Your answer should be a single number: the count of lines that include the word "subscript".

++++ DATA SHOWN

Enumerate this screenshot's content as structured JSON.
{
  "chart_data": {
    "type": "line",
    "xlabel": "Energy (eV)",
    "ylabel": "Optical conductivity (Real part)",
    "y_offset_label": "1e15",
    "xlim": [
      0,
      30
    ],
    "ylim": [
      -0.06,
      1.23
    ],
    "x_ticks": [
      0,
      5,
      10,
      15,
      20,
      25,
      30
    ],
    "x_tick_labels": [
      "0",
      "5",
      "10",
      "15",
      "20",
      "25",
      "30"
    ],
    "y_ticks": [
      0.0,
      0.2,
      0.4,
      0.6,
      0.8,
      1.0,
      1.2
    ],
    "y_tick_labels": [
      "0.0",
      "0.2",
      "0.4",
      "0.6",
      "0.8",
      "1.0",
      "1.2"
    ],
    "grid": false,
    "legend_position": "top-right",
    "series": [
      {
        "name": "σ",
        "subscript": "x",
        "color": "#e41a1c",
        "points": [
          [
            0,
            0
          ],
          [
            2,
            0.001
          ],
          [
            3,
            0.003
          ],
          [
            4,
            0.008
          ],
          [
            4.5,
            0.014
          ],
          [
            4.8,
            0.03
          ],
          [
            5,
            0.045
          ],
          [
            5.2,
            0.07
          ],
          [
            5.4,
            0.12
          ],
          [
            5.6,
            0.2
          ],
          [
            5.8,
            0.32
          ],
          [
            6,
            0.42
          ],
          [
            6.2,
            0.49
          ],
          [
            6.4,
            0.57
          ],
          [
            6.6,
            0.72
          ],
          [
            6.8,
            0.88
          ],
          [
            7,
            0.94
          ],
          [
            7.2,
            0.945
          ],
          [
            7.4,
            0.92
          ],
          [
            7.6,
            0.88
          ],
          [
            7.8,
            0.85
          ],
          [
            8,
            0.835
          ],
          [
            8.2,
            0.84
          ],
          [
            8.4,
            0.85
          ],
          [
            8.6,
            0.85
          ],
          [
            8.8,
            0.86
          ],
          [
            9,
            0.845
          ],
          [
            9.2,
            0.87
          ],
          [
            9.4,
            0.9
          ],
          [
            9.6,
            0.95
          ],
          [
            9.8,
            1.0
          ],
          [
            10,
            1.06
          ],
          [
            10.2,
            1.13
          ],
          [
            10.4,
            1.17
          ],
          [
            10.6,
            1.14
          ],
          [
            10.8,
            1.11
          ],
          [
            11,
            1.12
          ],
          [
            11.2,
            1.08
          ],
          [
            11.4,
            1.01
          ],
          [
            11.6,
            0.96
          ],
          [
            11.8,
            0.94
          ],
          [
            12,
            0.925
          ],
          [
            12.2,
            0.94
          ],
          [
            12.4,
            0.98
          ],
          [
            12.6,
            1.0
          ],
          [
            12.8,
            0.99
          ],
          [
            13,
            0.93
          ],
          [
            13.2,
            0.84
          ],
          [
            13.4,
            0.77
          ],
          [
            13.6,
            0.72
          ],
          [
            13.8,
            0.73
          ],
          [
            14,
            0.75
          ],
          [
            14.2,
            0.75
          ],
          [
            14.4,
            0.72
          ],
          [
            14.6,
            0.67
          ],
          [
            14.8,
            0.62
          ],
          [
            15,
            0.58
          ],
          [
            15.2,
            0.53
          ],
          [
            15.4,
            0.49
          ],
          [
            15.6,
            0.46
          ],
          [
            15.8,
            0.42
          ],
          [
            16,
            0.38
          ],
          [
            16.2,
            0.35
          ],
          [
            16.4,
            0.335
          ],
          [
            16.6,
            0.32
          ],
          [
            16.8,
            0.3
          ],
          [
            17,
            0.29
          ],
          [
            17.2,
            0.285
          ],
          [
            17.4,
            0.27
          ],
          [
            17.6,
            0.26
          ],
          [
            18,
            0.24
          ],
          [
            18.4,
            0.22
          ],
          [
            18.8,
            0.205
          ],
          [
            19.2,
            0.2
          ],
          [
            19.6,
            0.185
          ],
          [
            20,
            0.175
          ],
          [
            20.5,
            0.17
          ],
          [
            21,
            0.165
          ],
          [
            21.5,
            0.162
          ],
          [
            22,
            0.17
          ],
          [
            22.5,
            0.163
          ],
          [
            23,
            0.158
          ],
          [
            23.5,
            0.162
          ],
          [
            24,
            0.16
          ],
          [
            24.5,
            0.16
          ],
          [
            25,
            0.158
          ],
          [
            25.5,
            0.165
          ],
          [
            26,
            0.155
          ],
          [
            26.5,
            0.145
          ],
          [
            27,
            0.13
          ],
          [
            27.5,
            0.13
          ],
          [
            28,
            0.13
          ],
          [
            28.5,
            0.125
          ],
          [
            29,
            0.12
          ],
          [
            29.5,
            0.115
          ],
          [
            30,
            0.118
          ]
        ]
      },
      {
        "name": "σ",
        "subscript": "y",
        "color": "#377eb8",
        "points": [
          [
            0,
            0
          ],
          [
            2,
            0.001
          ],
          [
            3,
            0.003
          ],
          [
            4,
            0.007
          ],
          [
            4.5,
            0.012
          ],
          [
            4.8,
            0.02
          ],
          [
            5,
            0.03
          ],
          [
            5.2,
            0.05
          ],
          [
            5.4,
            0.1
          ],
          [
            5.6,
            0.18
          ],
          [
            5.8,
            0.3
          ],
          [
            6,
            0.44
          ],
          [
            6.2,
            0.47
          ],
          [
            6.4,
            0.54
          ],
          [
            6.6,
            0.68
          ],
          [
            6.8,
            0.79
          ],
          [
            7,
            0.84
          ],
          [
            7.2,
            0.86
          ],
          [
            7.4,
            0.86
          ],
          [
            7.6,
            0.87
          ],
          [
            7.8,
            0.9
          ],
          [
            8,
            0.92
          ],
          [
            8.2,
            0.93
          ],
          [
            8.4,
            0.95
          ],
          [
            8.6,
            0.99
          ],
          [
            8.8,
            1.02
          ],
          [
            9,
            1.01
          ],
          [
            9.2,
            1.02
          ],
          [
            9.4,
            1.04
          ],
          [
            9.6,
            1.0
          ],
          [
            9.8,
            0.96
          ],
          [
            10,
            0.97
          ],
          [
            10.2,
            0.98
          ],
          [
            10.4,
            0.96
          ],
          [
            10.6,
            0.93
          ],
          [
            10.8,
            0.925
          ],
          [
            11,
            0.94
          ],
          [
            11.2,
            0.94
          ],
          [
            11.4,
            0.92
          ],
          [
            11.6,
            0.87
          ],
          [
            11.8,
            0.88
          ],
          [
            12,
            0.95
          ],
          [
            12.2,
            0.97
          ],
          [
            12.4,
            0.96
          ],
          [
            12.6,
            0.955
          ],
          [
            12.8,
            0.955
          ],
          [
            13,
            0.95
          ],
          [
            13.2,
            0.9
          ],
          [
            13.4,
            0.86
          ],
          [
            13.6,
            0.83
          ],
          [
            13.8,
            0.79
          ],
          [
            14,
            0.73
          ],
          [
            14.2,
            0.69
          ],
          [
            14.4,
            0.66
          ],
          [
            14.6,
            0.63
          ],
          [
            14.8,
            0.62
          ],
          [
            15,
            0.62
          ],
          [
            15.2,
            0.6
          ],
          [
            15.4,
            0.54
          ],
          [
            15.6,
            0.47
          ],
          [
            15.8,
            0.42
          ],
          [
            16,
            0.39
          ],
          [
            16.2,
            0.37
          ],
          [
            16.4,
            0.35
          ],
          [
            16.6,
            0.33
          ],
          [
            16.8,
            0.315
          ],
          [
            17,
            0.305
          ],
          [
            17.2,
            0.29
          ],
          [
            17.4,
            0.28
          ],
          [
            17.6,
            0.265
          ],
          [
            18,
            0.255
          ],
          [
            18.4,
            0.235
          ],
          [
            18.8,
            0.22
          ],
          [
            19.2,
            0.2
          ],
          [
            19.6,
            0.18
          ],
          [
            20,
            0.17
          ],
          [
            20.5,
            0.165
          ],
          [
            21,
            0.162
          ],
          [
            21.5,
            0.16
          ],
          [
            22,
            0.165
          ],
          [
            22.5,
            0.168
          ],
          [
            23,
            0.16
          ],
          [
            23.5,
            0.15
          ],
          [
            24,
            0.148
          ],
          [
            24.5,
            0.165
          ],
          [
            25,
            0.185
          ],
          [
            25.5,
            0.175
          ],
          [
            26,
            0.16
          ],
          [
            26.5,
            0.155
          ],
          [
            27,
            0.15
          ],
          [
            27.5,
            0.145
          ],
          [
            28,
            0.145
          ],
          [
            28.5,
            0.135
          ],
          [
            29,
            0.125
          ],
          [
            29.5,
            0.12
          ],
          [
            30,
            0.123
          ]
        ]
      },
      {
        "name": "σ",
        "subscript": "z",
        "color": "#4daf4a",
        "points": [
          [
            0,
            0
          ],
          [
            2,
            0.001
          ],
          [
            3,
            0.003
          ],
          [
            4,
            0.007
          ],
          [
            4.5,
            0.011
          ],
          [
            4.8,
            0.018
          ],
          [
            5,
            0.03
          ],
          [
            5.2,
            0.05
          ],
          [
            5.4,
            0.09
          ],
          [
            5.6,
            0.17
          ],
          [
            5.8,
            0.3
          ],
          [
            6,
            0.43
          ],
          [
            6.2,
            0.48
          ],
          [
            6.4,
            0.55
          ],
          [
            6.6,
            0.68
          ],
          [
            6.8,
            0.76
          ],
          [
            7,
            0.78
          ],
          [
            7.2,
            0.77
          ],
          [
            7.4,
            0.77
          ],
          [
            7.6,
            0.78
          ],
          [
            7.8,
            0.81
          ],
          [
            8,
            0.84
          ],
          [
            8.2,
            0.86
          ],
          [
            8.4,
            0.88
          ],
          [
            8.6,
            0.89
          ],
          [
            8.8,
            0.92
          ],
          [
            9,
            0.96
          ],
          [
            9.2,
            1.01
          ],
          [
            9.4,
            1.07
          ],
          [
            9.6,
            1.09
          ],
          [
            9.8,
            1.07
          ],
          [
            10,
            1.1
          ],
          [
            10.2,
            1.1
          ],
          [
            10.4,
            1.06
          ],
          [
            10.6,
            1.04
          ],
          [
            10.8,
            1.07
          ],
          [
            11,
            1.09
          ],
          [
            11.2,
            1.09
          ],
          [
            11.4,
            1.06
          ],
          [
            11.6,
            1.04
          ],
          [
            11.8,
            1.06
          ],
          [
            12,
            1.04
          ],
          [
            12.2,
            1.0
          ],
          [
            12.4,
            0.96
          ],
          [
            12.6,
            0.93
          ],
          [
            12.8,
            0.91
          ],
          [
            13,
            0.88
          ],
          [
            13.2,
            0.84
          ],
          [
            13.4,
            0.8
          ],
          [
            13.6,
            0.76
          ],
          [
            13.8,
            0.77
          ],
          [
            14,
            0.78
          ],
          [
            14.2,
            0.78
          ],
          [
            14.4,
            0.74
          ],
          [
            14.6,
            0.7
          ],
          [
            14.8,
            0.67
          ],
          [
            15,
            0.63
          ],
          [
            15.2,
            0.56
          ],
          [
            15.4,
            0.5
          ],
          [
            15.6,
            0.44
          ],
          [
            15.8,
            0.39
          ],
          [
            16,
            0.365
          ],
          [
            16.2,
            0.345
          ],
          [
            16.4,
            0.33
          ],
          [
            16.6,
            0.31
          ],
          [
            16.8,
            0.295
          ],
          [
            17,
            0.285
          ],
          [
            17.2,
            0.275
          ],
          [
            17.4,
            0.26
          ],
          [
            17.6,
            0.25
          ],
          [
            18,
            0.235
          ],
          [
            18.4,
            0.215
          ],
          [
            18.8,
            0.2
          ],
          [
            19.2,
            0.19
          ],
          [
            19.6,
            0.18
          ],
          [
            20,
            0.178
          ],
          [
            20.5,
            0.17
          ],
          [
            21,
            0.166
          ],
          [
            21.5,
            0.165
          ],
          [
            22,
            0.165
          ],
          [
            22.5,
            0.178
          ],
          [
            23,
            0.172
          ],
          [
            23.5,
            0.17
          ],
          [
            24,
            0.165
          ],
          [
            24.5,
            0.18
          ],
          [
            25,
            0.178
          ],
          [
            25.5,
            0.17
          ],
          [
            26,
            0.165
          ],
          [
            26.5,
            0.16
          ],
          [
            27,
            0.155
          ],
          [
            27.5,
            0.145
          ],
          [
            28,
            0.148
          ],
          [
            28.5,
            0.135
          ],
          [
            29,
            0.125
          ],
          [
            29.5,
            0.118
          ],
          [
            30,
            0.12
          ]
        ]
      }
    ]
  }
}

++++++++

IN RESPONSE: 3